Goal of the exercise: Report how many lines of the following entries include the string "this"; respond with the number alone.

Part of a data file
---

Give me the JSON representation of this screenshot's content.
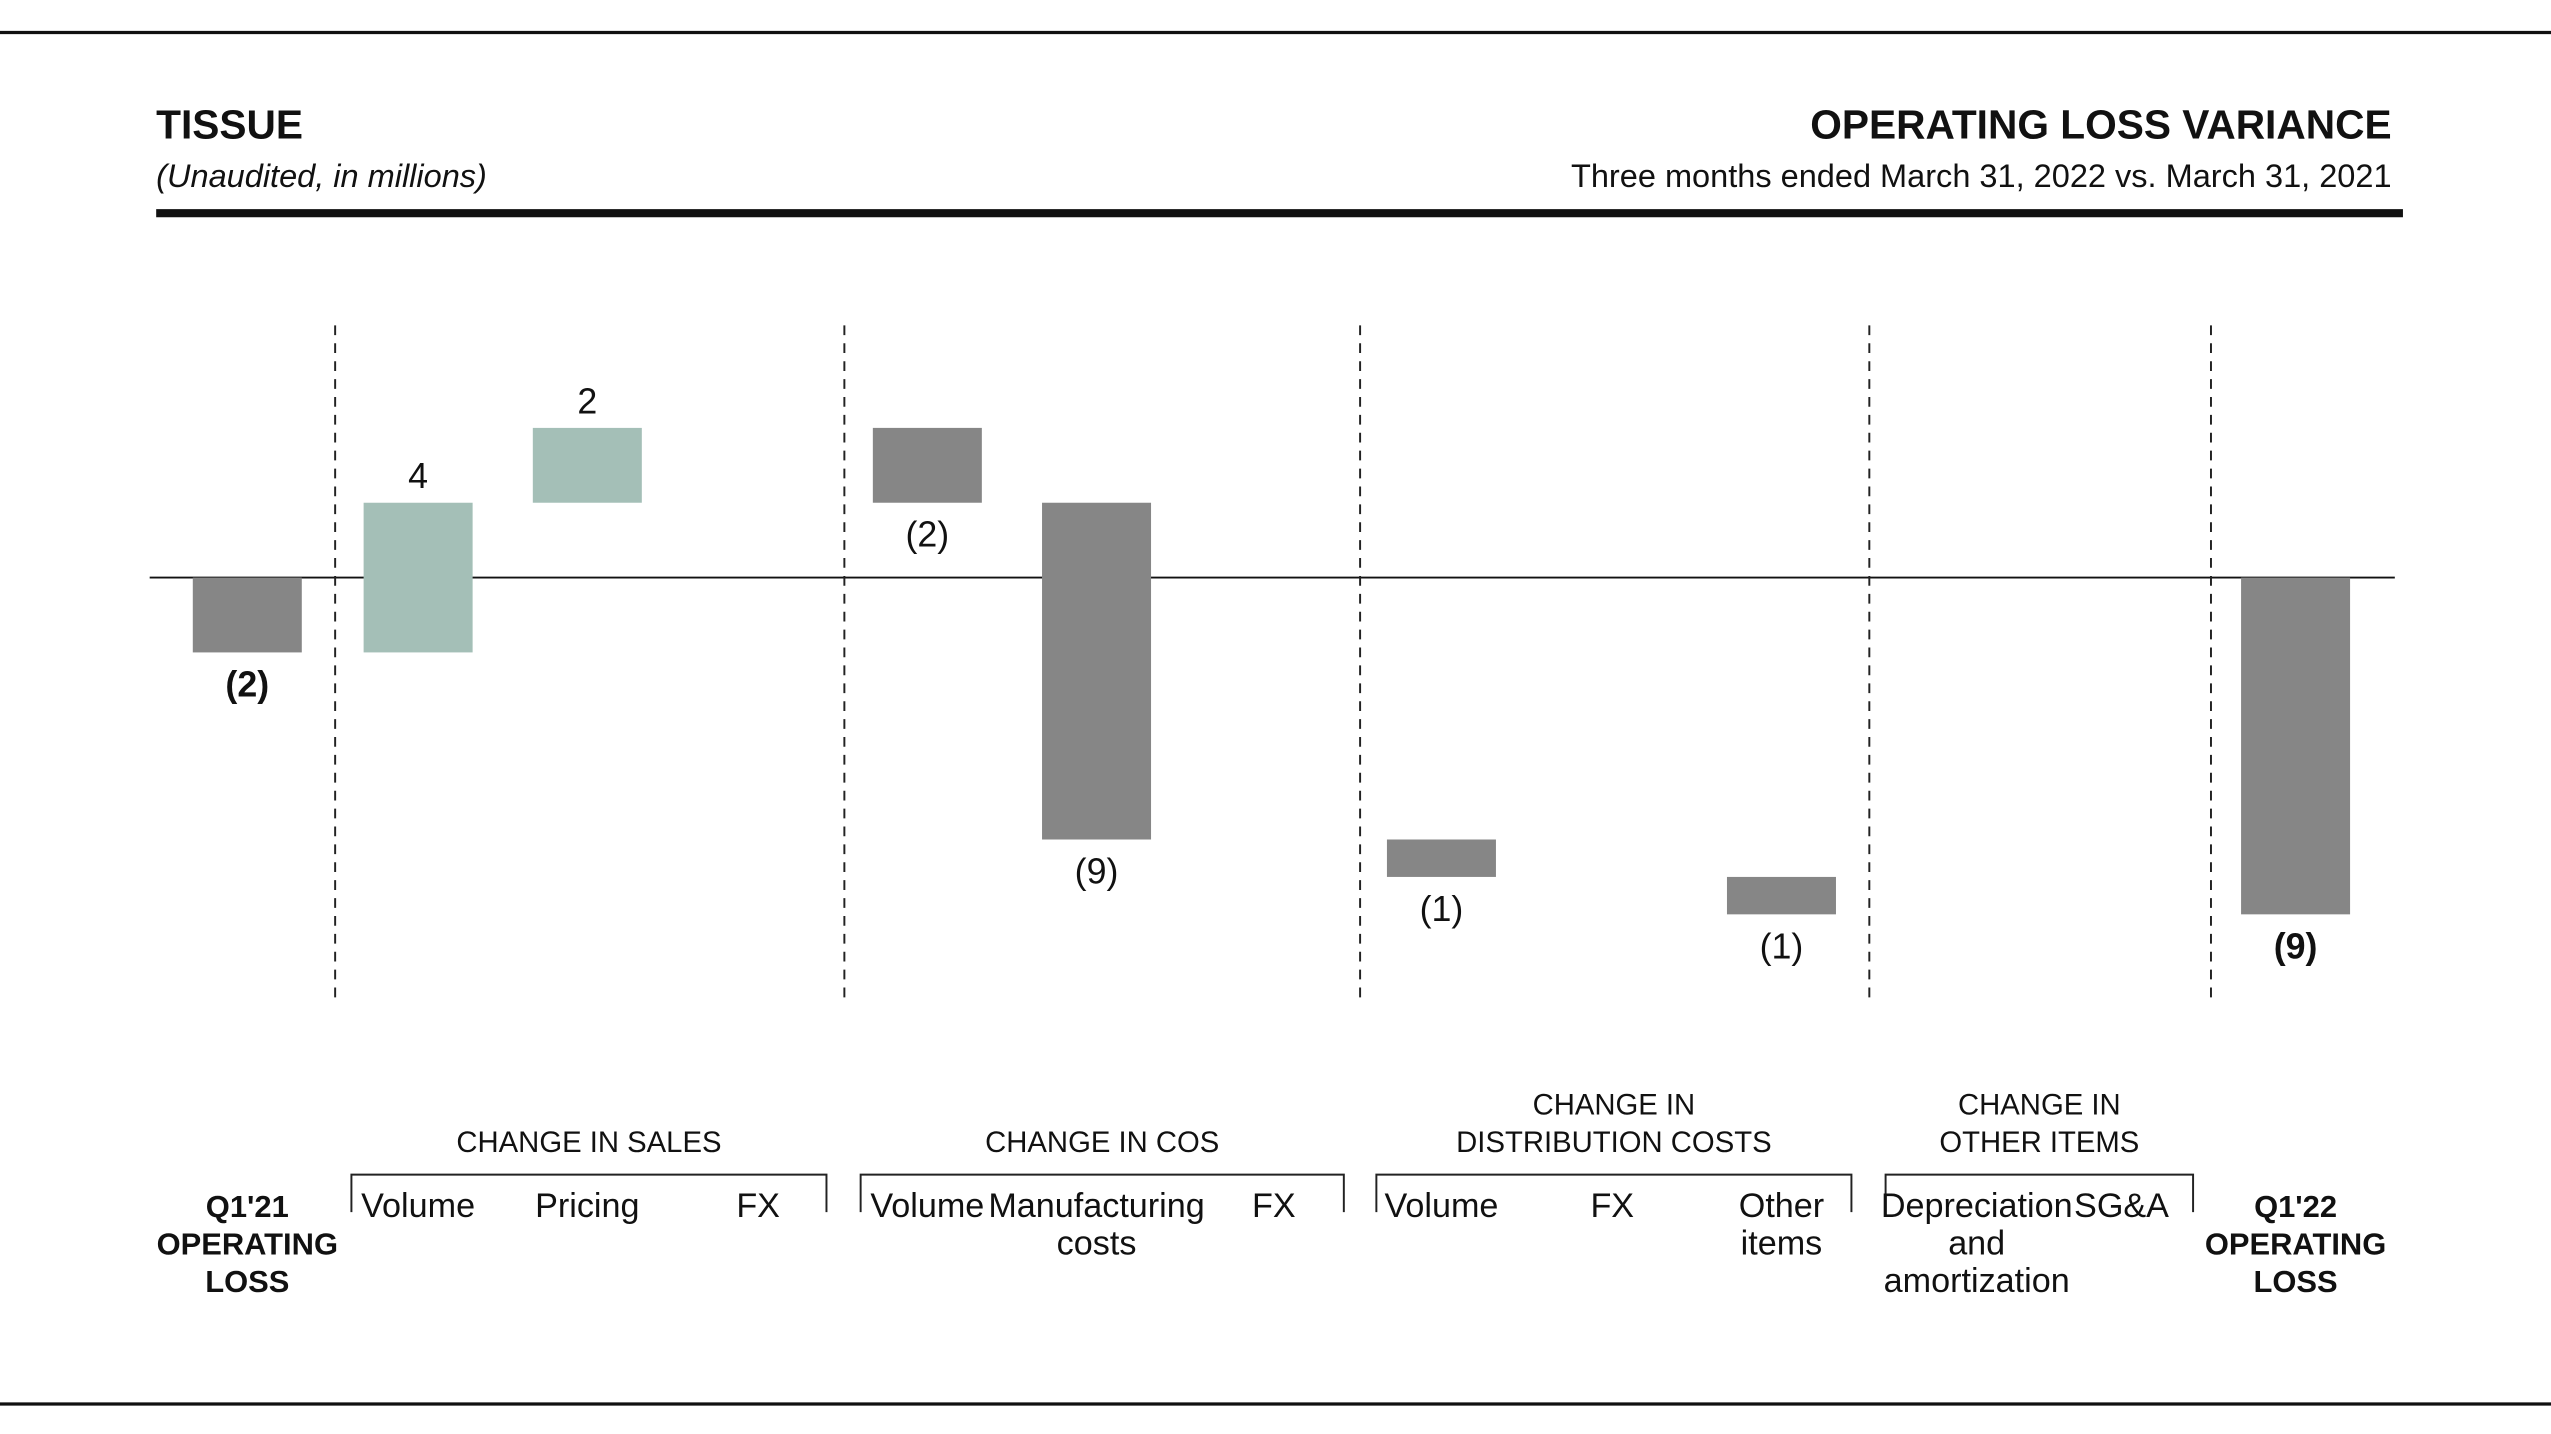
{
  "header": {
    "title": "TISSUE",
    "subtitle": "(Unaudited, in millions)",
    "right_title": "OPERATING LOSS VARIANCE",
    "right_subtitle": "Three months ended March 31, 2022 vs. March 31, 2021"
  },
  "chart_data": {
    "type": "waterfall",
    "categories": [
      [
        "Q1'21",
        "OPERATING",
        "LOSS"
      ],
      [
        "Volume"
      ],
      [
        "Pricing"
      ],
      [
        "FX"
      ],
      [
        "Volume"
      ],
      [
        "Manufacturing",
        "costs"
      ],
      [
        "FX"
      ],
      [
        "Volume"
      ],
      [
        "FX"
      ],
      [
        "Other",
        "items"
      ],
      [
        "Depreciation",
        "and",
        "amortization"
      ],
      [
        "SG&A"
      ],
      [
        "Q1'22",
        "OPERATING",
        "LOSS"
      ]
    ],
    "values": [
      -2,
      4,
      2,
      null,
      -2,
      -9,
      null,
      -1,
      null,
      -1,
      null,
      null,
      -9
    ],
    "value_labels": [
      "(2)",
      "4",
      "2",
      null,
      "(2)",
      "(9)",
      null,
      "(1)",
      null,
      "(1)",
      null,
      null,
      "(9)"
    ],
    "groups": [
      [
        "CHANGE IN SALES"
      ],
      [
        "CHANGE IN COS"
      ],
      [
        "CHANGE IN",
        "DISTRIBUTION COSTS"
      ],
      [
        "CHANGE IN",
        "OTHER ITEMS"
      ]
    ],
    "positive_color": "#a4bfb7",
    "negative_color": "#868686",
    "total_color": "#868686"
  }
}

---

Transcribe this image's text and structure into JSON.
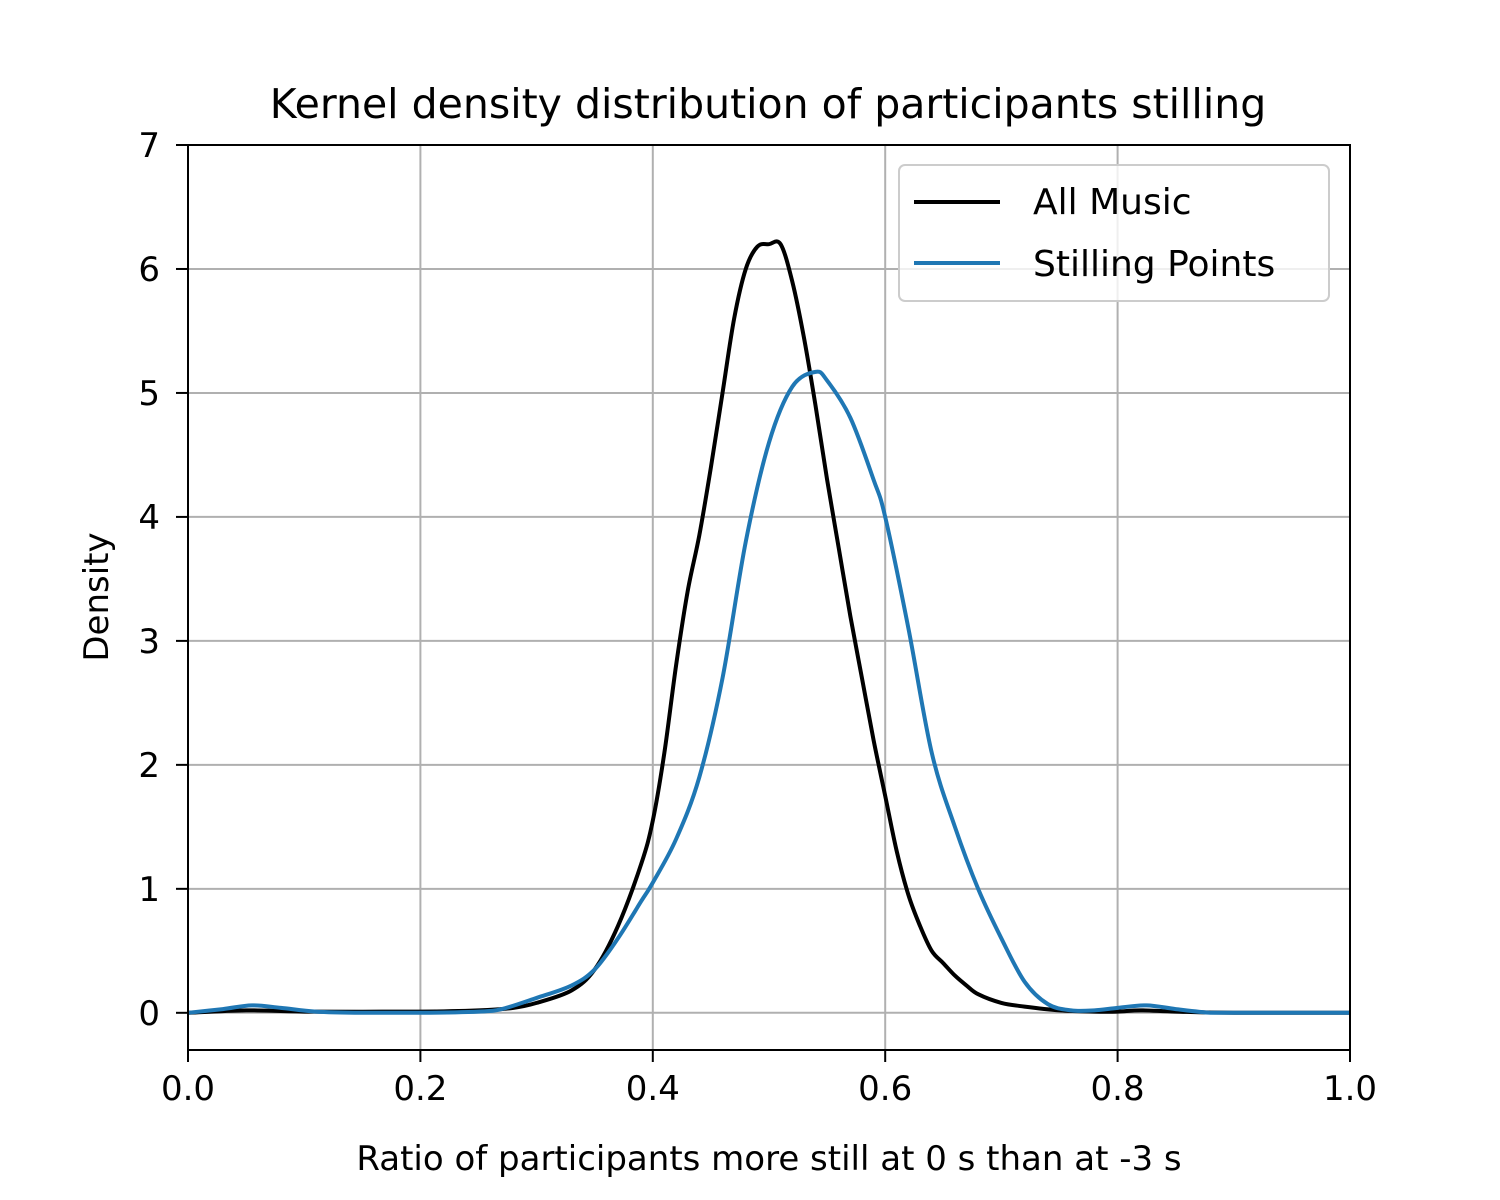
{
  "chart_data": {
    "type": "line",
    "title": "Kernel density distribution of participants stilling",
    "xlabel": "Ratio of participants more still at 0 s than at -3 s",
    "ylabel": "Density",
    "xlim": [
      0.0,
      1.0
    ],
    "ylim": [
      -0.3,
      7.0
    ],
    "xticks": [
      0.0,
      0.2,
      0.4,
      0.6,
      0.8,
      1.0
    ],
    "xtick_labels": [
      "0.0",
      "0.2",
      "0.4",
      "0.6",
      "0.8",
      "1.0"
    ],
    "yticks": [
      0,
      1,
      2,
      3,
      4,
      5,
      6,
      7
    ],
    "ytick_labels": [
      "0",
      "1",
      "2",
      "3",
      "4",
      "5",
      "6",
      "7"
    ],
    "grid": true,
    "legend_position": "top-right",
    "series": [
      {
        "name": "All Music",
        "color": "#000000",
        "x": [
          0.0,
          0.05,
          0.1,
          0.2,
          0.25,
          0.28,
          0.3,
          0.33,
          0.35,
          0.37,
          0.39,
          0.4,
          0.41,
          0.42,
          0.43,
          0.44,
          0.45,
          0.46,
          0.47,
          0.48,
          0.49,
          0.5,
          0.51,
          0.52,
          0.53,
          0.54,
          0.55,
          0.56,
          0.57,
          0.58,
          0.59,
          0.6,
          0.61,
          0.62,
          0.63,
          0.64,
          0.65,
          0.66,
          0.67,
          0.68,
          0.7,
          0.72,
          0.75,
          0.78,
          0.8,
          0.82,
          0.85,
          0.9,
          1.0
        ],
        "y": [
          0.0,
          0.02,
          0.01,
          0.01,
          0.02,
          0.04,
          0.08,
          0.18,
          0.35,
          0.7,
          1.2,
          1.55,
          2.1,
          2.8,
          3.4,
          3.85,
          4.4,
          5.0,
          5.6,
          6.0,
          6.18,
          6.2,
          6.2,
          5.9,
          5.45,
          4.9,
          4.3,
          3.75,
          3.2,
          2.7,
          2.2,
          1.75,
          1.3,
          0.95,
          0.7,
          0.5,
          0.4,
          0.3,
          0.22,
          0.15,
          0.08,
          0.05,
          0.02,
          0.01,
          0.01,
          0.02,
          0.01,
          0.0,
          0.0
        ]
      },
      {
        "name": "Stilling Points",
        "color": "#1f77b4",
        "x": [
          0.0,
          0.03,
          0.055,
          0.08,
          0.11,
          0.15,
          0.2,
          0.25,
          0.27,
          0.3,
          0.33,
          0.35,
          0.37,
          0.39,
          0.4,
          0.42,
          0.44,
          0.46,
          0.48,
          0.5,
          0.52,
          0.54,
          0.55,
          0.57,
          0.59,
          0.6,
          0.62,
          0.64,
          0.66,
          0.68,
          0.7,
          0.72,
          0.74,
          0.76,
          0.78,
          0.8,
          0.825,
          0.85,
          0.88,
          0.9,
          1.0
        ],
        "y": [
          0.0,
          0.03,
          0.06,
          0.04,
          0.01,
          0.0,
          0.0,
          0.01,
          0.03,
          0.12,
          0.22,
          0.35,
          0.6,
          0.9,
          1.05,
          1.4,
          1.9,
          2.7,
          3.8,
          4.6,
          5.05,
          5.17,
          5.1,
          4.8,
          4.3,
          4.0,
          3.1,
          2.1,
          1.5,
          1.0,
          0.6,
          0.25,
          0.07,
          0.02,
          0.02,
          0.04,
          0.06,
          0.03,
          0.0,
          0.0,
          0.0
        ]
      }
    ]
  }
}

---

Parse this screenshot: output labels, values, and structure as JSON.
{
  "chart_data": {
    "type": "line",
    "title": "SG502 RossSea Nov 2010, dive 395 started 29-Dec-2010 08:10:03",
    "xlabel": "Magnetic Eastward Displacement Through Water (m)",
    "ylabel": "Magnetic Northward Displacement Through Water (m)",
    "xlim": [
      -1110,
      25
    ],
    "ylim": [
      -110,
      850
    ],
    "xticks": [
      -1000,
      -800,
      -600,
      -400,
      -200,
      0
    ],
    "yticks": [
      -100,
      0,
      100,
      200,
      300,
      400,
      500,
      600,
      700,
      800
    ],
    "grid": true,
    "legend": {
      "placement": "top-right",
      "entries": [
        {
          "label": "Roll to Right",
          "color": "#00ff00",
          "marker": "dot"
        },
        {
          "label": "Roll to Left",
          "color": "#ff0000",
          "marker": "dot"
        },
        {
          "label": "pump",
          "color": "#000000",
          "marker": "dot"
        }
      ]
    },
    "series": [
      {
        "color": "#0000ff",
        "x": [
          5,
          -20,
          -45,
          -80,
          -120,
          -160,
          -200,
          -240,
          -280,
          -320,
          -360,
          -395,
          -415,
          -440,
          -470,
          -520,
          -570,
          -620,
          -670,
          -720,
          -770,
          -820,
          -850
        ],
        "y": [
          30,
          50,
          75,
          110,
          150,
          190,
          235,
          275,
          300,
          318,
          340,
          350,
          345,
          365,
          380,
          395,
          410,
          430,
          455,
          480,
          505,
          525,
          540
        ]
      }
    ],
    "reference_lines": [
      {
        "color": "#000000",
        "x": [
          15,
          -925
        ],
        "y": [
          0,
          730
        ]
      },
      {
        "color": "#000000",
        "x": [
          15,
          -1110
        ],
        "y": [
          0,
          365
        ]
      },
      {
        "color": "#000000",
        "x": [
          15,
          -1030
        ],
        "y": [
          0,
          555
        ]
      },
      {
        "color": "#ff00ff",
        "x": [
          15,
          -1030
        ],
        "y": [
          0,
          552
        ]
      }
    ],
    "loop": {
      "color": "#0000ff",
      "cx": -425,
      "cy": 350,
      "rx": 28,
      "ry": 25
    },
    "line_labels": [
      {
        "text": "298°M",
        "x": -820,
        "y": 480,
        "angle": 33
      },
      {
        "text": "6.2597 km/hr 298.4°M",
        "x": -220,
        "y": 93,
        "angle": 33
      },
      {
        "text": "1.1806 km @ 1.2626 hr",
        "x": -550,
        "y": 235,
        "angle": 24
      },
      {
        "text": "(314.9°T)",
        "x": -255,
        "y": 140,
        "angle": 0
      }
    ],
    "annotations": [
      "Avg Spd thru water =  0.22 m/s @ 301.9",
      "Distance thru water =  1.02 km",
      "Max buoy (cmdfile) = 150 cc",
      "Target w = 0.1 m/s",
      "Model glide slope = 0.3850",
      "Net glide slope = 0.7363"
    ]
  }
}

---

Answer to the problem: 3